Challenge → Pick out every line of the entries below where "text" occurs, and copy those lines.

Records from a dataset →
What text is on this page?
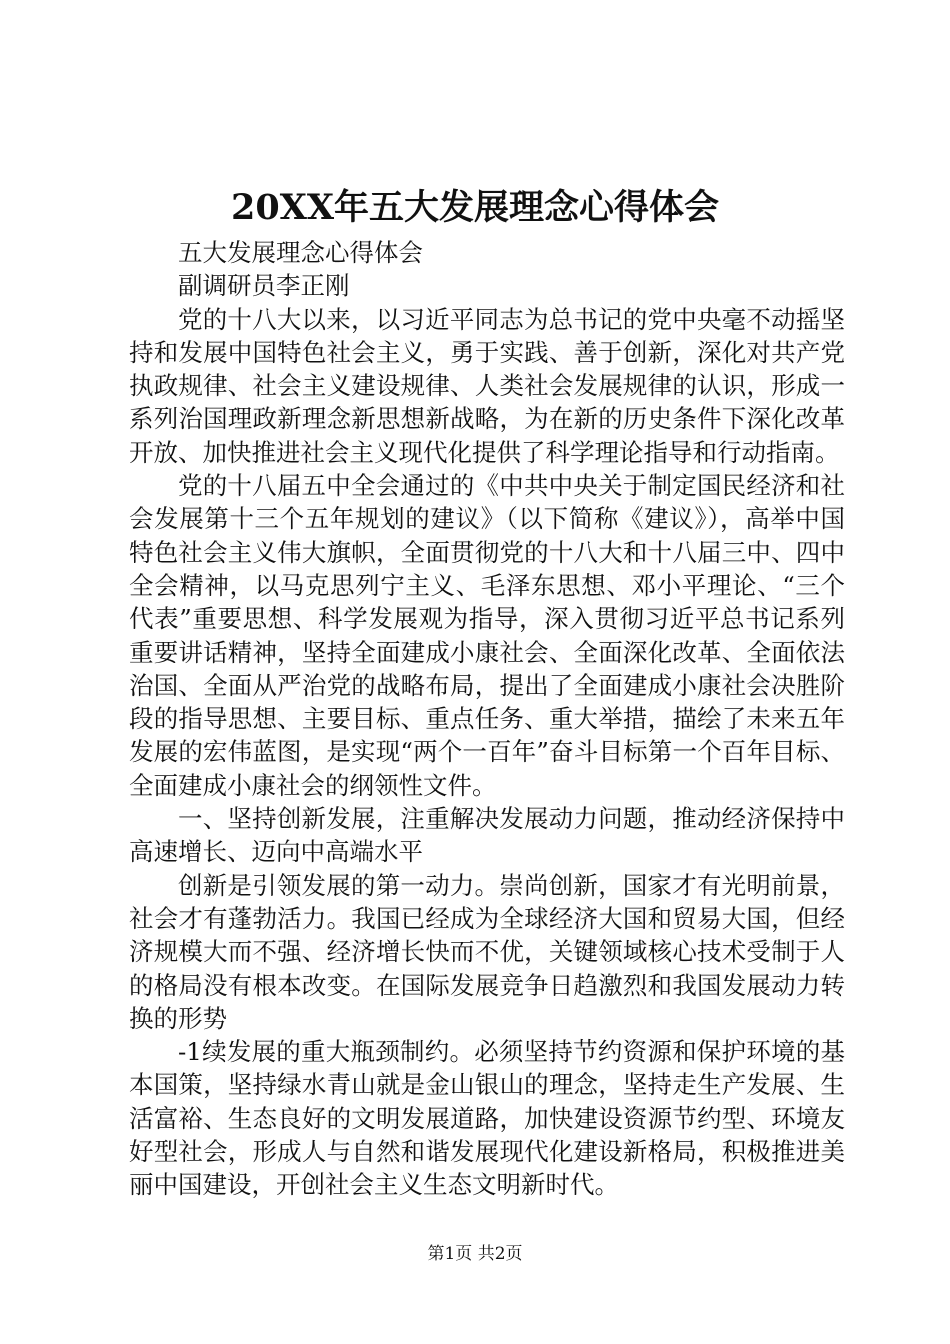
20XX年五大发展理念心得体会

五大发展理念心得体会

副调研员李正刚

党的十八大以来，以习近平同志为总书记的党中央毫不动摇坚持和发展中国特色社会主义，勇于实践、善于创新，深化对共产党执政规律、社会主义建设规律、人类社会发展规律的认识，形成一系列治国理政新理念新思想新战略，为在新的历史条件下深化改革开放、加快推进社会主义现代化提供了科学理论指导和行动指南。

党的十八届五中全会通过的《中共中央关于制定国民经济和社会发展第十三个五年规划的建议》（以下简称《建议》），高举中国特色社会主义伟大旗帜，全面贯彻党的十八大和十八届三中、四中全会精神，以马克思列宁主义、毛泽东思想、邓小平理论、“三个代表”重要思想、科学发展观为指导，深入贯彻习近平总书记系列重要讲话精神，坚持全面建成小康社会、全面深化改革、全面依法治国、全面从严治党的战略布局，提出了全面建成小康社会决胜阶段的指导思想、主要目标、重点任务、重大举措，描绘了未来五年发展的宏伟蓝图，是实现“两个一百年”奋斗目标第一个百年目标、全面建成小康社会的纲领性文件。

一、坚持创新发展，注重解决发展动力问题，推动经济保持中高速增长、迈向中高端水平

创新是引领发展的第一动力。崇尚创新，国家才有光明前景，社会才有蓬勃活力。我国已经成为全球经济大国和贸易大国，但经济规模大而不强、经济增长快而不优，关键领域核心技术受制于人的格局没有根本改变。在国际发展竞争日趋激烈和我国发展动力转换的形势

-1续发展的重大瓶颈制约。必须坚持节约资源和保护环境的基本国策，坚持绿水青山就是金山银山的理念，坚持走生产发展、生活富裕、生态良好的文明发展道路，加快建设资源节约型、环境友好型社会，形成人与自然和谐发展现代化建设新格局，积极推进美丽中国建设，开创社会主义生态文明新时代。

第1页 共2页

---

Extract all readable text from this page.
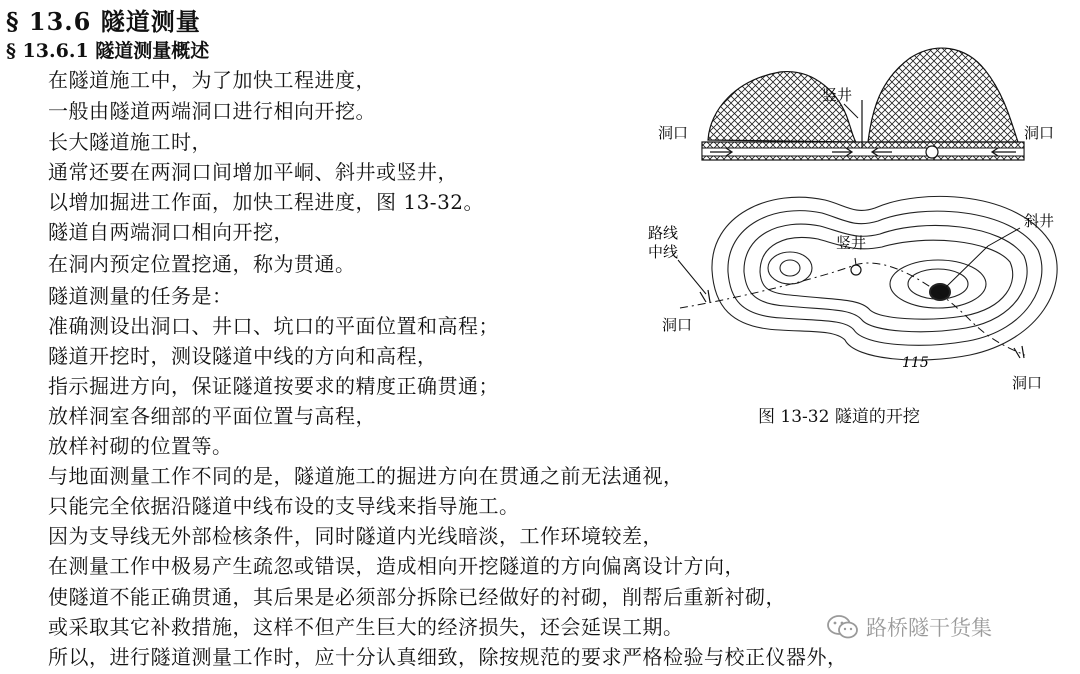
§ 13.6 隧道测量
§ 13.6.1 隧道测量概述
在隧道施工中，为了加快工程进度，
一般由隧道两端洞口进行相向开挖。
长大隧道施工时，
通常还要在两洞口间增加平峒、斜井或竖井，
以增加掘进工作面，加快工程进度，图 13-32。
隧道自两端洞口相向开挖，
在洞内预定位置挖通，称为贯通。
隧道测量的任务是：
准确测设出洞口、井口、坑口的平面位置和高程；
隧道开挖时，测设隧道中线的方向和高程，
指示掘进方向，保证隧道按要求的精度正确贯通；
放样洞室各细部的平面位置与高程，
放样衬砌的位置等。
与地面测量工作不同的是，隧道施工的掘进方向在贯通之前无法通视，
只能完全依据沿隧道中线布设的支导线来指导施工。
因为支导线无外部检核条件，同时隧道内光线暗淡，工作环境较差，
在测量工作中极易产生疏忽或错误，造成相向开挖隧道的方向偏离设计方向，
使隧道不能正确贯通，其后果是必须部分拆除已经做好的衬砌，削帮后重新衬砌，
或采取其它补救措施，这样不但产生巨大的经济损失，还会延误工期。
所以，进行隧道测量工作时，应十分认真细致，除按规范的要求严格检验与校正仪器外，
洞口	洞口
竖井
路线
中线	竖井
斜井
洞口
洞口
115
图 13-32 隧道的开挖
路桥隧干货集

Solution →
What text is on this page?
Extract all readable text from this page.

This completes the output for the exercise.